Type out the records that follow, exactly as given.
--- begin Dataset records ---
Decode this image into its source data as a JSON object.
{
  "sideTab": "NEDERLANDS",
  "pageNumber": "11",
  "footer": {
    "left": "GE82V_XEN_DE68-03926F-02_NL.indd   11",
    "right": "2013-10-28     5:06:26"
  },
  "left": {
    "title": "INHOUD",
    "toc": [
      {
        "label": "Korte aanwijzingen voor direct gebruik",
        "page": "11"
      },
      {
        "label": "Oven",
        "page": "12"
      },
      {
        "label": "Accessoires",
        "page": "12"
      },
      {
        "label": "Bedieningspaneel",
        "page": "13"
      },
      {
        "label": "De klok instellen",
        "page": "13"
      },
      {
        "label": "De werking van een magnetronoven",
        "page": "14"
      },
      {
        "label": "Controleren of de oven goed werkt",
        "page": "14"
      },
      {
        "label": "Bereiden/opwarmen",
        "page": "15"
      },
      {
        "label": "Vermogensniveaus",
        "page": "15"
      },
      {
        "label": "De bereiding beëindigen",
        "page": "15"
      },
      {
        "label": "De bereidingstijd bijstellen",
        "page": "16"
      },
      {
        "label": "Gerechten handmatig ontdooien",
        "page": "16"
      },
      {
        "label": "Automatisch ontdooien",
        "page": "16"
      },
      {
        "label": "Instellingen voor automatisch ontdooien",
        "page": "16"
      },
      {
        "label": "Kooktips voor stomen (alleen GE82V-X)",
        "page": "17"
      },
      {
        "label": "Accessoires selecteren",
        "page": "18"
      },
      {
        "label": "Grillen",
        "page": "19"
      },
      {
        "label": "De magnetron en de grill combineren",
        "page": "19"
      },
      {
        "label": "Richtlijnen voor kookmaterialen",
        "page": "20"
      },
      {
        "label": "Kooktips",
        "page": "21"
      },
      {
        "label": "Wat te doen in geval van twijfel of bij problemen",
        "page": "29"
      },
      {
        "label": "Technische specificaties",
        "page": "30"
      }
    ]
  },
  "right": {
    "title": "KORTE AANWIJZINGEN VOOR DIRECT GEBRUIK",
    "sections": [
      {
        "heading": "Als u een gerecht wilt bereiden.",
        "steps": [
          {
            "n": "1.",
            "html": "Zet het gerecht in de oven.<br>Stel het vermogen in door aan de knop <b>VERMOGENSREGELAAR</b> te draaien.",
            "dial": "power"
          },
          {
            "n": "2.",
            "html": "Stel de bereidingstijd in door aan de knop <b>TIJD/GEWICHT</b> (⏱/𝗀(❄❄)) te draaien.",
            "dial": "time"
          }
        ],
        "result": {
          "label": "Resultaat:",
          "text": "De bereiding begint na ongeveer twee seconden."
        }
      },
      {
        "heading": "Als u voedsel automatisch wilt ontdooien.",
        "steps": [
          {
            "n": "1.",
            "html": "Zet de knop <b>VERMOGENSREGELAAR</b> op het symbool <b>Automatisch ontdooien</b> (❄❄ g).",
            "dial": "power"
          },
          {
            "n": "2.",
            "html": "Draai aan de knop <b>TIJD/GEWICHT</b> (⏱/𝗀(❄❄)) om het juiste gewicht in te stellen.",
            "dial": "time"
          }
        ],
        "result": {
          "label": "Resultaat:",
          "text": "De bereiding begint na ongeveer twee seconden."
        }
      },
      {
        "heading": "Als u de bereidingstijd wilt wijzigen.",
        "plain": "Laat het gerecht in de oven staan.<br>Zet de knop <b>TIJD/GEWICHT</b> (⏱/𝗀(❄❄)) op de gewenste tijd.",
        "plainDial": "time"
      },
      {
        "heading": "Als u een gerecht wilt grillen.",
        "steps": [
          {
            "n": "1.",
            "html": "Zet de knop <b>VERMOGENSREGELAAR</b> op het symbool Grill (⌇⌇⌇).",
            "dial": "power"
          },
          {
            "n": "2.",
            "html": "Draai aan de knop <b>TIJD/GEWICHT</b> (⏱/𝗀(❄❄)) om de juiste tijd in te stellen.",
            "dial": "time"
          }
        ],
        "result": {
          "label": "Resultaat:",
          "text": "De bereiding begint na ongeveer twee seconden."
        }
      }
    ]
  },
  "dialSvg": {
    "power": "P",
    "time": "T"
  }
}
--- end Dataset records ---
• [Reply]:
Decode this image into its source data as a JSON object.
{
  "sideTab": "NEDERLANDS",
  "pageNumber": "11",
  "footer": {
    "left": "GE82V_XEN_DE68-03926F-02_NL.indd   11",
    "right": "2013-10-28     5:06:26"
  },
  "left": {
    "title": "INHOUD",
    "toc": [
      {
        "label": "Korte aanwijzingen voor direct gebruik",
        "page": "11"
      },
      {
        "label": "Oven",
        "page": "12"
      },
      {
        "label": "Accessoires",
        "page": "12"
      },
      {
        "label": "Bedieningspaneel",
        "page": "13"
      },
      {
        "label": "De klok instellen",
        "page": "13"
      },
      {
        "label": "De werking van een magnetronoven",
        "page": "14"
      },
      {
        "label": "Controleren of de oven goed werkt",
        "page": "14"
      },
      {
        "label": "Bereiden/opwarmen",
        "page": "15"
      },
      {
        "label": "Vermogensniveaus",
        "page": "15"
      },
      {
        "label": "De bereiding beëindigen",
        "page": "15"
      },
      {
        "label": "De bereidingstijd bijstellen",
        "page": "16"
      },
      {
        "label": "Gerechten handmatig ontdooien",
        "page": "16"
      },
      {
        "label": "Automatisch ontdooien",
        "page": "16"
      },
      {
        "label": "Instellingen voor automatisch ontdooien",
        "page": "16"
      },
      {
        "label": "Kooktips voor stomen (alleen GE82V-X)",
        "page": "17"
      },
      {
        "label": "Accessoires selecteren",
        "page": "18"
      },
      {
        "label": "Grillen",
        "page": "19"
      },
      {
        "label": "De magnetron en de grill combineren",
        "page": "19"
      },
      {
        "label": "Richtlijnen voor kookmaterialen",
        "page": "20"
      },
      {
        "label": "Kooktips",
        "page": "21"
      },
      {
        "label": "Wat te doen in geval van twijfel of bij problemen",
        "page": "29"
      },
      {
        "label": "Technische specificaties",
        "page": "30"
      }
    ]
  },
  "right": {
    "title": "KORTE AANWIJZINGEN VOOR DIRECT GEBRUIK",
    "sections": [
      {
        "heading": "Als u een gerecht wilt bereiden.",
        "steps": [
          {
            "n": "1.",
            "html": "Zet het gerecht in de oven.<br>Stel het vermogen in door aan de knop <b>VERMOGENSREGELAAR</b> te draaien.",
            "dial": "power"
          },
          {
            "n": "2.",
            "html": "Stel de bereidingstijd in door aan de knop <b>TIJD/GEWICHT</b> (⏱/𝗀(❄❄)) te draaien.",
            "dial": "time"
          }
        ],
        "result": {
          "label": "Resultaat:",
          "text": "De bereiding begint na ongeveer twee seconden."
        }
      },
      {
        "heading": "Als u voedsel automatisch wilt ontdooien.",
        "steps": [
          {
            "n": "1.",
            "html": "Zet de knop <b>VERMOGENSREGELAAR</b> op het symbool <b>Automatisch ontdooien</b> (❄❄ g).",
            "dial": "power"
          },
          {
            "n": "2.",
            "html": "Draai aan de knop <b>TIJD/GEWICHT</b> (⏱/𝗀(❄❄)) om het juiste gewicht in te stellen.",
            "dial": "time"
          }
        ],
        "result": {
          "label": "Resultaat:",
          "text": "De bereiding begint na ongeveer twee seconden."
        }
      },
      {
        "heading": "Als u de bereidingstijd wilt wijzigen.",
        "plain": "Laat het gerecht in de oven staan.<br>Zet de knop <b>TIJD/GEWICHT</b> (⏱/𝗀(❄❄)) op de gewenste tijd.",
        "plainDial": "time"
      },
      {
        "heading": "Als u een gerecht wilt grillen.",
        "steps": [
          {
            "n": "1.",
            "html": "Zet de knop <b>VERMOGENSREGELAAR</b> op het symbool Grill (⌇⌇⌇).",
            "dial": "power"
          },
          {
            "n": "2.",
            "html": "Draai aan de knop <b>TIJD/GEWICHT</b> (⏱/𝗀(❄❄)) om de juiste tijd in te stellen.",
            "dial": "time"
          }
        ],
        "result": {
          "label": "Resultaat:",
          "text": "De bereiding begint na ongeveer twee seconden."
        }
      }
    ]
  },
  "dialSvg": {
    "power": "P",
    "time": "T"
  }
}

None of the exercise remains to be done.